[PROBLEM DETAILS] Lift out each line of the data that holds "icon".

○ ○ ○ ○ ○ ○ ○

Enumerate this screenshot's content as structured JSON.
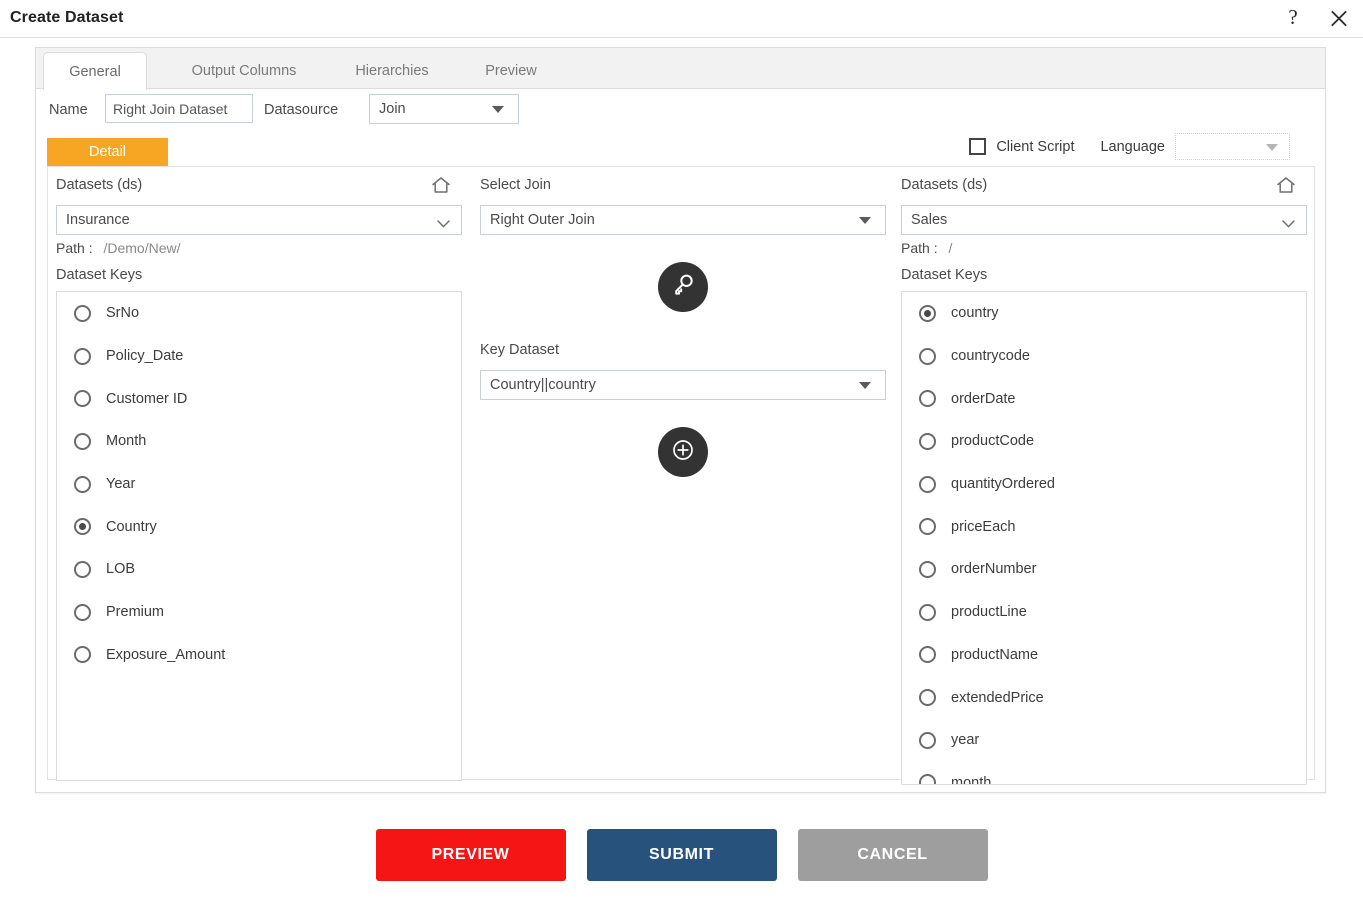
{
  "window": {
    "title": "Create Dataset",
    "help_icon": "question-mark-icon",
    "close_icon": "close-icon"
  },
  "tabs": [
    {
      "label": "General",
      "active": true
    },
    {
      "label": "Output Columns",
      "active": false
    },
    {
      "label": "Hierarchies",
      "active": false
    },
    {
      "label": "Preview",
      "active": false
    }
  ],
  "form": {
    "name_label": "Name",
    "name_value": "Right Join Dataset",
    "name_placeholder": "",
    "datasource_label": "Datasource",
    "datasource_value": "Join"
  },
  "options": {
    "client_script_label": "Client Script",
    "client_script_checked": false,
    "language_label": "Language",
    "language_value": ""
  },
  "detail_tab": {
    "label": "Detail"
  },
  "left_panel": {
    "title": "Datasets (ds)",
    "home_icon": "home-icon",
    "dataset_value": "Insurance",
    "path_label": "Path :",
    "path_value": "/Demo/New/",
    "keys_label": "Dataset Keys",
    "keys": [
      {
        "label": "SrNo",
        "selected": false
      },
      {
        "label": "Policy_Date",
        "selected": false
      },
      {
        "label": "Customer ID",
        "selected": false
      },
      {
        "label": "Month",
        "selected": false
      },
      {
        "label": "Year",
        "selected": false
      },
      {
        "label": "Country",
        "selected": true
      },
      {
        "label": "LOB",
        "selected": false
      },
      {
        "label": "Premium",
        "selected": false
      },
      {
        "label": "Exposure_Amount",
        "selected": false
      }
    ]
  },
  "middle_panel": {
    "join_label": "Select Join",
    "join_value": "Right Outer Join",
    "key_button_icon": "key-icon",
    "key_dataset_label": "Key Dataset",
    "key_dataset_value": "Country||country",
    "add_button_icon": "plus-circle-icon"
  },
  "right_panel": {
    "title": "Datasets (ds)",
    "home_icon": "home-icon",
    "dataset_value": "Sales",
    "path_label": "Path :",
    "path_value": "/",
    "keys_label": "Dataset Keys",
    "keys": [
      {
        "label": "country",
        "selected": true
      },
      {
        "label": "countrycode",
        "selected": false
      },
      {
        "label": "orderDate",
        "selected": false
      },
      {
        "label": "productCode",
        "selected": false
      },
      {
        "label": "quantityOrdered",
        "selected": false
      },
      {
        "label": "priceEach",
        "selected": false
      },
      {
        "label": "orderNumber",
        "selected": false
      },
      {
        "label": "productLine",
        "selected": false
      },
      {
        "label": "productName",
        "selected": false
      },
      {
        "label": "extendedPrice",
        "selected": false
      },
      {
        "label": "year",
        "selected": false
      },
      {
        "label": "month",
        "selected": false
      }
    ]
  },
  "footer": {
    "preview_label": "PREVIEW",
    "submit_label": "SUBMIT",
    "cancel_label": "CANCEL"
  },
  "colors": {
    "detail_tab": "#f6a623",
    "preview_button": "#f51515",
    "submit_button": "#27527c",
    "cancel_button": "#9e9e9e",
    "round_button": "#333333"
  }
}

○ ○ ○ ○ ○ ○ ○

[ANSWER TO THE TASK]
    "help_icon": "question-mark-icon",
    "close_icon": "close-icon"
    "home_icon": "home-icon",
    "key_button_icon": "key-icon",
    "add_button_icon": "plus-circle-icon"
    "home_icon": "home-icon",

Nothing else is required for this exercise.